## PROBLEM
Every record must be written out once more, with nothing added or omitted.

[Entries from a dataset]
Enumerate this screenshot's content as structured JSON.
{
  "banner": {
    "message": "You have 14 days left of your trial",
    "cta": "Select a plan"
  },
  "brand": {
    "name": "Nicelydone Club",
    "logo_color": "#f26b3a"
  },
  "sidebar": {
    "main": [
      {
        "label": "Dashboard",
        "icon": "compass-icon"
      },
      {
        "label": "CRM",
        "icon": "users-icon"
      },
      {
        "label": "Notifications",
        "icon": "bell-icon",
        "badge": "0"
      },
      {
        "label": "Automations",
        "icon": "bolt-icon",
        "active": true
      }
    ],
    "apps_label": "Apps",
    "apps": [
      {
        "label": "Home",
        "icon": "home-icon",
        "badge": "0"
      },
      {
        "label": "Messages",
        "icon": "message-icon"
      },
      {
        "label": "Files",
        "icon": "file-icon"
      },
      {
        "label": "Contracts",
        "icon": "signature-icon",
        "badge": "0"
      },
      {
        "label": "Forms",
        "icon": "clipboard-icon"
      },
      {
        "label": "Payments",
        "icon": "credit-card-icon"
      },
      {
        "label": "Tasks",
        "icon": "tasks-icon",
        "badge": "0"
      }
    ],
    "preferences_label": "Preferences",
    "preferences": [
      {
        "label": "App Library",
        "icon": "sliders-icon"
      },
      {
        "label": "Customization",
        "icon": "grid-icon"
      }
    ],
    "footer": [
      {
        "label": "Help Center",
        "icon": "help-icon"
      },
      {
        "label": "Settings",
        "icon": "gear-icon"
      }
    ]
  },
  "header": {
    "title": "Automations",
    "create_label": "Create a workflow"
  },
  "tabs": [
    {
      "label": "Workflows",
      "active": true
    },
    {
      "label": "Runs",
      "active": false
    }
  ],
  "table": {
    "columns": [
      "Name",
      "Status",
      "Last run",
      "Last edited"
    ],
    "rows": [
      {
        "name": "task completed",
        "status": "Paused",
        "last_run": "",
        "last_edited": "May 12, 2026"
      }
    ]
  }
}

## WORKED SOLUTION
Enumerate this screenshot's content as structured JSON.
{
  "banner": {
    "message": "You have 14 days left of your trial",
    "cta": "Select a plan"
  },
  "brand": {
    "name": "Nicelydone Club",
    "logo_color": "#f26b3a"
  },
  "sidebar": {
    "main": [
      {
        "label": "Dashboard",
        "icon": "compass-icon"
      },
      {
        "label": "CRM",
        "icon": "users-icon"
      },
      {
        "label": "Notifications",
        "icon": "bell-icon",
        "badge": "0"
      },
      {
        "label": "Automations",
        "icon": "bolt-icon",
        "active": true
      }
    ],
    "apps_label": "Apps",
    "apps": [
      {
        "label": "Home",
        "icon": "home-icon",
        "badge": "0"
      },
      {
        "label": "Messages",
        "icon": "message-icon"
      },
      {
        "label": "Files",
        "icon": "file-icon"
      },
      {
        "label": "Contracts",
        "icon": "signature-icon",
        "badge": "0"
      },
      {
        "label": "Forms",
        "icon": "clipboard-icon"
      },
      {
        "label": "Payments",
        "icon": "credit-card-icon"
      },
      {
        "label": "Tasks",
        "icon": "tasks-icon",
        "badge": "0"
      }
    ],
    "preferences_label": "Preferences",
    "preferences": [
      {
        "label": "App Library",
        "icon": "sliders-icon"
      },
      {
        "label": "Customization",
        "icon": "grid-icon"
      }
    ],
    "footer": [
      {
        "label": "Help Center",
        "icon": "help-icon"
      },
      {
        "label": "Settings",
        "icon": "gear-icon"
      }
    ]
  },
  "header": {
    "title": "Automations",
    "create_label": "Create a workflow"
  },
  "tabs": [
    {
      "label": "Workflows",
      "active": true
    },
    {
      "label": "Runs",
      "active": false
    }
  ],
  "table": {
    "columns": [
      "Name",
      "Status",
      "Last run",
      "Last edited"
    ],
    "rows": [
      {
        "name": "task completed",
        "status": "Paused",
        "last_run": "",
        "last_edited": "May 12, 2026"
      }
    ]
  }
}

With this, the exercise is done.